** START OF INFORMATION GIVEN **

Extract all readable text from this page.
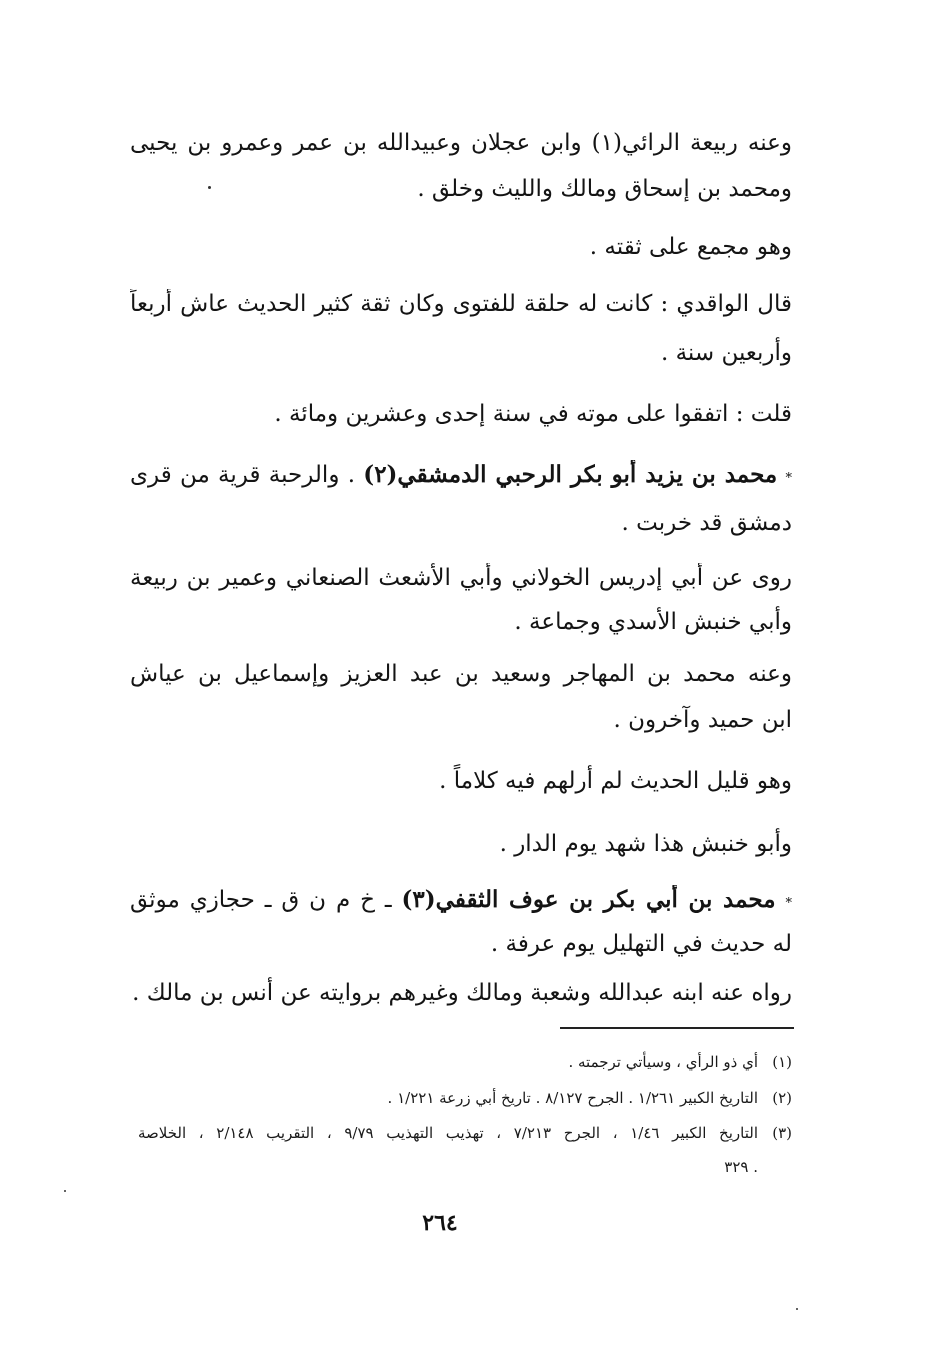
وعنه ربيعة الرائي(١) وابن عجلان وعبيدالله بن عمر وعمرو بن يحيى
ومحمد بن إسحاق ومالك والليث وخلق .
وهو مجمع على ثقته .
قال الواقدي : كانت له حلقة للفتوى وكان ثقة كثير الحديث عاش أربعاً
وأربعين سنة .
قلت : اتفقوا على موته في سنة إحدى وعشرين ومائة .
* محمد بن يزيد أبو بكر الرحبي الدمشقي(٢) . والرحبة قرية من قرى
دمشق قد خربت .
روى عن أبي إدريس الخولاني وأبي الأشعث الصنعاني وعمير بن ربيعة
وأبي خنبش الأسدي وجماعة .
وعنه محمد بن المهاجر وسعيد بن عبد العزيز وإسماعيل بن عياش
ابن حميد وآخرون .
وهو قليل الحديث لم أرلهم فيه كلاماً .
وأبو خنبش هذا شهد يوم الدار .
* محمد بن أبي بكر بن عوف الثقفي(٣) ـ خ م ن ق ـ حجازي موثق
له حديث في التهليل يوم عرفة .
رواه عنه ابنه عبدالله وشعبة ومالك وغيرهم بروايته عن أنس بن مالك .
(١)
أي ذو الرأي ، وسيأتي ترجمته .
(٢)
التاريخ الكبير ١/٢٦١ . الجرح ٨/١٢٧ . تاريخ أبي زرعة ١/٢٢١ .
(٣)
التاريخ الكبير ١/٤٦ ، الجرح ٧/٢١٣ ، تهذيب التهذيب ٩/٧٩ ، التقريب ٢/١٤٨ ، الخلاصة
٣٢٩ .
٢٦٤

** END OF INFORMATION GIVEN **
** START OF INFORMATION GIVEN **

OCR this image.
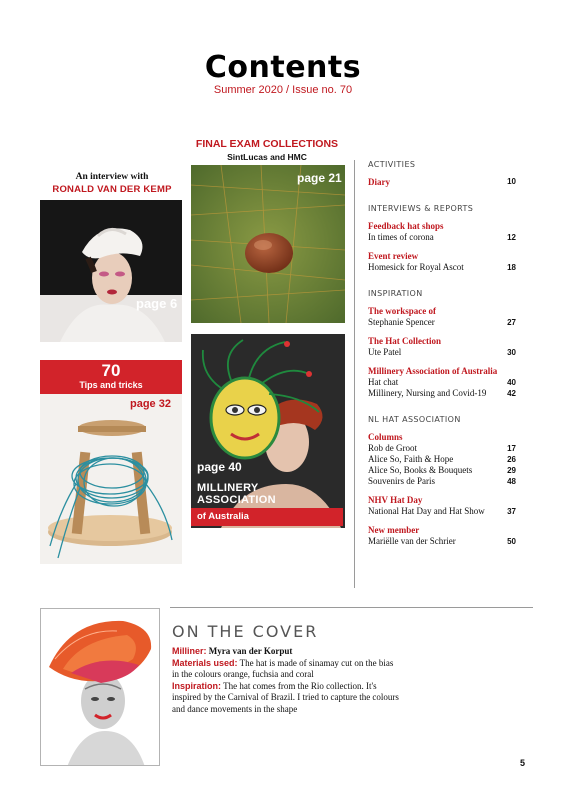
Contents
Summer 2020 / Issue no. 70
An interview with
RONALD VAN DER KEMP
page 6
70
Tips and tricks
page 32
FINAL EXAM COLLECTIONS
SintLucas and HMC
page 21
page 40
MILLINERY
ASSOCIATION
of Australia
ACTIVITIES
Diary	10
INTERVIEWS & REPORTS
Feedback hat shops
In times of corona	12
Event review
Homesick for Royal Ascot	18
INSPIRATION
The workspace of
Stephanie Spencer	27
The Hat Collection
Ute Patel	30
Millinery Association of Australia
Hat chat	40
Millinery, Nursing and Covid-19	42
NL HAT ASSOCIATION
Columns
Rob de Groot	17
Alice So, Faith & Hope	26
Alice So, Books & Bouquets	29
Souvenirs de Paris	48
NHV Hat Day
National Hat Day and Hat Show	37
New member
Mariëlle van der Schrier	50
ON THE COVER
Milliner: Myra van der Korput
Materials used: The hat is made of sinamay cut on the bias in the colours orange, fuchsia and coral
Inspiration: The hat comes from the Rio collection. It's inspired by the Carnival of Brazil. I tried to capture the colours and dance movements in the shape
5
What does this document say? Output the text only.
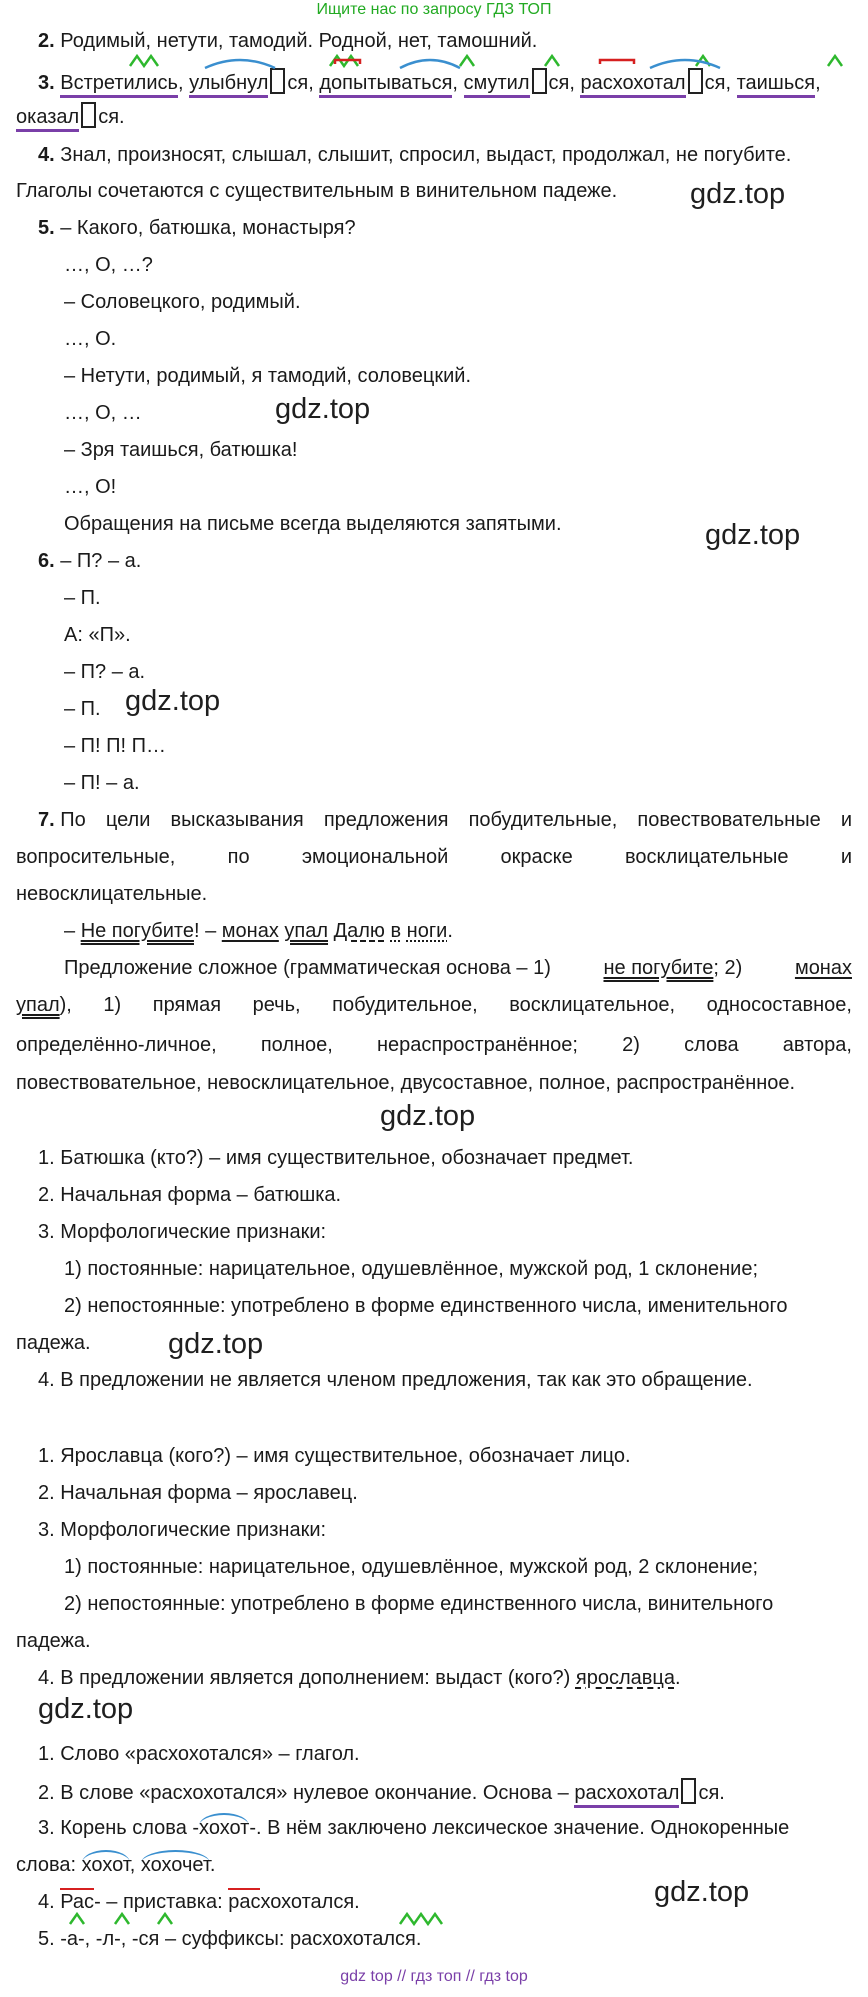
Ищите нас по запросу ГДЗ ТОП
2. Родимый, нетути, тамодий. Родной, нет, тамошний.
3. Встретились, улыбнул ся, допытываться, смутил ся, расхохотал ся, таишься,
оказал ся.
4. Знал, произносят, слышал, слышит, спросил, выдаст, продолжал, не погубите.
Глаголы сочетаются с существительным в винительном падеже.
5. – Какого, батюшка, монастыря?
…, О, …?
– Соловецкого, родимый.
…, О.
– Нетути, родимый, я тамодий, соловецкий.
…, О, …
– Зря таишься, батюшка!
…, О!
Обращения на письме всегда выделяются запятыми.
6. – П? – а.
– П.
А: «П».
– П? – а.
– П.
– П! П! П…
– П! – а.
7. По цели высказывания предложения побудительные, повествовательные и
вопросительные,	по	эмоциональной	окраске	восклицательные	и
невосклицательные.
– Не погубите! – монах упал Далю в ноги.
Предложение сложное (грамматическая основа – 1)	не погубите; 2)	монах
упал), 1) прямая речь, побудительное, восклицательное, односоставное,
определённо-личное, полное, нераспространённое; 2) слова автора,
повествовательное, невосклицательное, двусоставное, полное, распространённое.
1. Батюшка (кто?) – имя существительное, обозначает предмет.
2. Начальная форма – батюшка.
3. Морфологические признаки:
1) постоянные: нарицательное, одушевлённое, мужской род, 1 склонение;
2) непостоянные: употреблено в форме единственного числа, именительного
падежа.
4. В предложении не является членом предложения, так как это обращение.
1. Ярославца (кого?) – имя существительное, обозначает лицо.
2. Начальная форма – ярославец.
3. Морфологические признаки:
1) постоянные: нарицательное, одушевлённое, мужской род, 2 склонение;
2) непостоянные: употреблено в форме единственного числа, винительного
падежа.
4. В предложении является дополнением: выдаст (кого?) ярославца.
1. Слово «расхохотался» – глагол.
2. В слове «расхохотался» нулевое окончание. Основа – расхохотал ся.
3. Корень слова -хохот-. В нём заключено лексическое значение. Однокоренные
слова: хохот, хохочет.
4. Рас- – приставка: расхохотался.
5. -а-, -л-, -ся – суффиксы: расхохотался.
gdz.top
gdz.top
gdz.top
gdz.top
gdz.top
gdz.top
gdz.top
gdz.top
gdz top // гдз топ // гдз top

** END OF INFORMATION GIVEN **

__WHAT TO PRODUCE__: Report how many lines of the entries hold the word "ربيعة". Nothing else is needed.

__ANSWER BELOW__: 2